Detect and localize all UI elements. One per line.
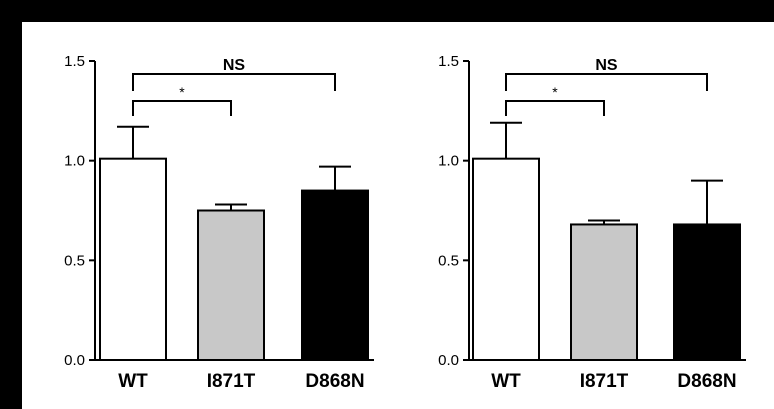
y-tick-label: 1.5 [438, 53, 459, 70]
significance-label: * [552, 84, 558, 100]
bar-i871t [570, 223, 638, 361]
chart-1: 0.0 0.5 1.0 1.5 WT I871T D868N * NS [64, 53, 374, 392]
significance-bracket [132, 73, 336, 91]
bar-d868n [301, 189, 369, 361]
x-tick-label: I871T [580, 371, 629, 392]
x-tick-label: WT [118, 371, 148, 392]
y-tick-label: 1.0 [64, 153, 85, 170]
x-tick-label: D868N [677, 371, 736, 392]
x-tick-label: D868N [305, 371, 364, 392]
y-tick-label: 1.5 [64, 53, 85, 70]
bar-wt [472, 157, 540, 361]
x-tick-label: WT [491, 371, 521, 392]
significance-label: * [179, 84, 185, 100]
chart-2: 0.0 0.5 1.0 1.5 WT I871T D868N * NS [438, 53, 746, 392]
significance-bracket [132, 100, 232, 116]
significance-bracket [505, 73, 708, 91]
y-tick-label: 0.5 [438, 252, 459, 269]
y-tick-label: 0.0 [64, 352, 85, 369]
bar-wt [99, 157, 167, 361]
y-tick-label: 0.5 [64, 252, 85, 269]
bar-i871t [197, 209, 265, 361]
significance-label: NS [595, 57, 618, 74]
significance-label: NS [223, 57, 246, 74]
x-tick-label: I871T [207, 371, 256, 392]
significance-bracket [505, 100, 605, 116]
bar-d868n [673, 223, 741, 361]
y-tick-label: 0.0 [438, 352, 459, 369]
y-tick-label: 1.0 [438, 153, 459, 170]
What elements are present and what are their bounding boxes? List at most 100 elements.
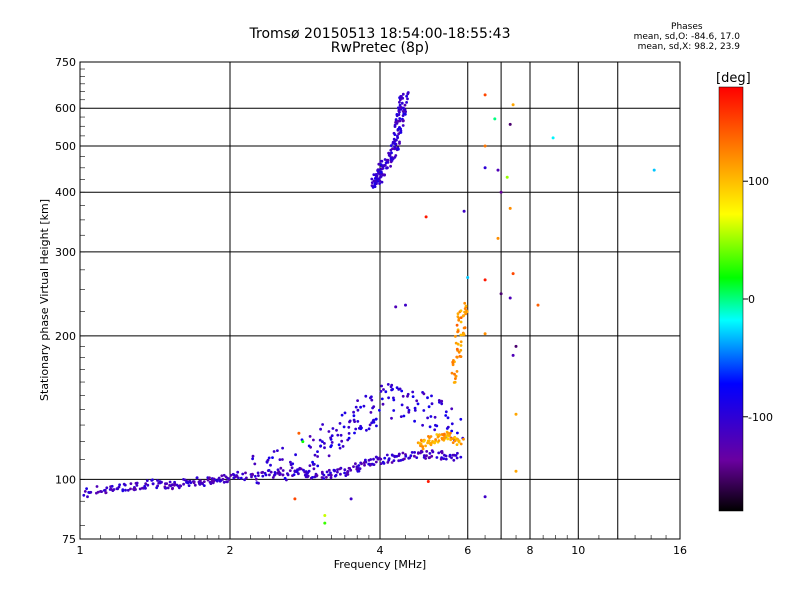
data-point xyxy=(381,402,385,406)
data-point xyxy=(129,482,133,485)
data-point xyxy=(391,147,394,151)
data-point xyxy=(315,474,319,477)
data-point xyxy=(171,487,174,491)
data-point xyxy=(435,456,439,459)
data-point xyxy=(430,454,434,458)
data-point xyxy=(462,332,466,336)
data-point xyxy=(437,399,441,402)
data-point xyxy=(257,481,260,485)
data-point xyxy=(370,421,374,425)
data-point xyxy=(404,112,407,116)
data-point xyxy=(327,430,331,433)
data-point xyxy=(398,98,402,102)
x-tick-label: 8 xyxy=(527,544,534,557)
data-point xyxy=(444,410,448,414)
data-point xyxy=(514,412,518,416)
data-point xyxy=(427,405,431,409)
data-point xyxy=(383,456,387,460)
data-point xyxy=(428,425,432,429)
data-point xyxy=(459,348,463,352)
data-point xyxy=(483,495,487,499)
data-point xyxy=(186,481,190,485)
data-point xyxy=(406,91,410,95)
data-point xyxy=(289,460,292,464)
data-point xyxy=(444,457,448,461)
data-point xyxy=(392,398,396,402)
data-point xyxy=(430,402,434,406)
data-point xyxy=(269,470,273,474)
data-point xyxy=(652,168,656,172)
data-point xyxy=(330,441,334,444)
data-point xyxy=(104,491,108,495)
data-point xyxy=(320,470,324,474)
data-point xyxy=(268,473,271,477)
stats-header: Phases xyxy=(671,22,703,32)
data-point xyxy=(454,341,458,345)
data-point xyxy=(450,407,454,411)
data-point xyxy=(272,450,276,453)
data-point xyxy=(329,436,332,440)
data-point xyxy=(364,394,368,398)
data-point xyxy=(437,451,441,455)
data-point xyxy=(466,276,470,279)
data-point xyxy=(261,474,265,478)
data-point xyxy=(424,444,427,448)
data-point xyxy=(297,472,300,476)
data-point xyxy=(394,118,398,121)
data-point xyxy=(380,167,384,170)
data-point xyxy=(465,310,469,314)
data-point xyxy=(415,456,419,459)
data-point xyxy=(446,433,450,436)
data-point xyxy=(318,438,322,442)
data-point xyxy=(341,445,345,448)
data-point xyxy=(343,471,346,475)
data-point xyxy=(391,387,394,391)
data-point xyxy=(398,117,402,120)
data-point xyxy=(283,476,287,480)
data-point xyxy=(311,460,314,464)
data-point xyxy=(347,425,351,429)
data-point xyxy=(456,312,460,316)
data-point xyxy=(322,473,326,477)
data-point xyxy=(399,131,403,134)
data-point xyxy=(440,402,444,406)
colorbar-label: [deg] xyxy=(716,71,751,86)
data-point xyxy=(383,164,387,167)
data-point xyxy=(144,482,148,486)
data-point xyxy=(222,480,226,484)
data-point xyxy=(297,431,301,435)
data-point xyxy=(227,477,231,481)
data-point xyxy=(411,390,415,394)
data-point xyxy=(156,479,159,482)
data-point xyxy=(394,305,398,309)
data-point xyxy=(124,488,127,492)
data-point xyxy=(279,466,283,470)
data-point xyxy=(291,462,295,466)
data-point xyxy=(253,462,257,466)
data-point xyxy=(352,465,355,468)
data-point xyxy=(321,440,324,443)
data-point xyxy=(206,478,210,482)
data-point xyxy=(456,451,459,455)
data-point xyxy=(271,476,275,479)
data-point xyxy=(368,423,372,427)
data-point xyxy=(421,447,425,451)
data-point xyxy=(456,329,460,333)
data-point xyxy=(395,122,399,125)
colorbar xyxy=(718,86,744,512)
data-point xyxy=(380,159,384,163)
data-point xyxy=(319,427,322,431)
data-point xyxy=(406,392,410,396)
data-point xyxy=(457,439,460,443)
colorbar-tick-label: -100 xyxy=(748,411,773,424)
data-point xyxy=(444,414,448,417)
data-point xyxy=(514,344,518,348)
data-point xyxy=(294,453,297,457)
data-point xyxy=(440,399,444,403)
axis-ticks: 1 2 4 6 8 10 16 75 100 200 300 400 500 600 750 xyxy=(55,56,687,557)
data-point xyxy=(365,428,368,432)
data-point xyxy=(393,125,397,128)
data-point xyxy=(402,414,406,418)
data-point xyxy=(323,442,326,445)
data-point xyxy=(505,175,509,179)
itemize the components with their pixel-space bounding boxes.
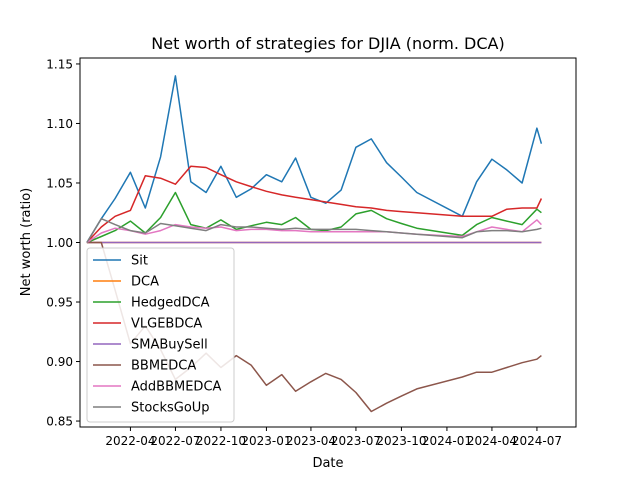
legend: Sit DCA HedgedDCA VLGEBDCA SMABuySell BBMEDCA… (86, 247, 235, 423)
x-tick-label: 2024-01 (422, 434, 472, 448)
x-tick-label: 2023-01 (241, 434, 291, 448)
x-tick-label: 2023-04 (286, 434, 336, 448)
series-line-vlgebdca (86, 165, 543, 244)
x-axis: 2022-042022-072022-102023-012023-042023-… (105, 427, 562, 448)
x-tick-label: 2022-10 (196, 434, 246, 448)
y-axis-label: Net worth (ratio) (19, 188, 34, 296)
legend-label: Sit (131, 254, 148, 269)
y-tick-label: 0.85 (46, 415, 73, 429)
y-tick-label: 0.95 (46, 296, 73, 310)
x-tick-label: 2022-04 (105, 434, 155, 448)
chart-title: Net worth of strategies for DJIA (norm. … (151, 34, 504, 53)
y-tick-label: 1.05 (46, 176, 73, 190)
legend-label: AddBBMEDCA (131, 380, 222, 395)
y-tick-label: 1.00 (46, 236, 73, 250)
x-tick-label: 2023-10 (376, 434, 426, 448)
y-tick-label: 1.10 (46, 117, 73, 131)
series-layer (86, 75, 543, 413)
x-tick-label: 2022-07 (150, 434, 200, 448)
x-tick-label: 2024-07 (512, 434, 562, 448)
series-line-stocksgoup (86, 217, 542, 243)
legend-label: StocksGoUp (131, 401, 210, 416)
series-line-sit (86, 75, 543, 243)
y-axis: 0.85 0.90 0.95 1.00 1.05 1.10 1.15 (46, 57, 80, 429)
legend-label: BBMEDCA (131, 359, 196, 374)
x-axis-label: Date (312, 456, 343, 471)
legend-label: DCA (131, 275, 159, 290)
x-tick-label: 2024-04 (467, 434, 517, 448)
legend-label: VLGEBDCA (131, 317, 202, 332)
series-line-hedgeddca (86, 191, 542, 244)
x-tick-label: 2023-07 (331, 434, 381, 448)
legend-label: HedgedDCA (131, 296, 210, 311)
legend-box (86, 247, 235, 423)
y-tick-label: 1.15 (46, 57, 73, 71)
y-tick-label: 0.90 (46, 355, 73, 369)
legend-label: SMABuySell (131, 338, 208, 353)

=-=-=

### 担当課題
データの先頭から「What elements are」を含む行までを、両端の行も含めて一字一句そのまま書き写してください。画像は出力から除いてください。

### 解答
Detect and localize all UI elements. One per line.
y-tick-label: 1.5 [438, 53, 459, 70]
significance-label: * [552, 84, 558, 100]
bar-i871t [570, 223, 638, 361]
chart-1: 0.0 0.5 1.0 1.5 WT I871T D868N * NS [64, 53, 374, 392]
significance-bracket [132, 73, 336, 91]
bar-d868n [301, 189, 369, 361]
x-tick-label: I871T [580, 371, 629, 392]
x-tick-label: WT [118, 371, 148, 392]
y-tick-label: 1.0 [64, 153, 85, 170]
x-tick-label: D868N [677, 371, 736, 392]
x-tick-label: D868N [305, 371, 364, 392]
y-tick-label: 1.5 [64, 53, 85, 70]
bar-wt [472, 157, 540, 361]
x-tick-label: WT [491, 371, 521, 392]
significance-label: * [179, 84, 185, 100]
chart-2: 0.0 0.5 1.0 1.5 WT I871T D868N * NS [438, 53, 746, 392]
significance-bracket [132, 100, 232, 116]
significance-bracket [505, 73, 708, 91]
y-tick-label: 0.5 [438, 252, 459, 269]
y-tick-label: 0.0 [64, 352, 85, 369]
bar-wt [99, 157, 167, 361]
y-tick-label: 0.5 [64, 252, 85, 269]
bar-i871t [197, 209, 265, 361]
significance-label: NS [595, 57, 618, 74]
significance-label: NS [223, 57, 246, 74]
x-tick-label: I871T [207, 371, 256, 392]
significance-bracket [505, 100, 605, 116]
bar-d868n [673, 223, 741, 361]
y-tick-label: 0.0 [438, 352, 459, 369]
y-tick-label: 1.0 [438, 153, 459, 170]
What elements are present and what are their bounding boxes? List at most 100 elements.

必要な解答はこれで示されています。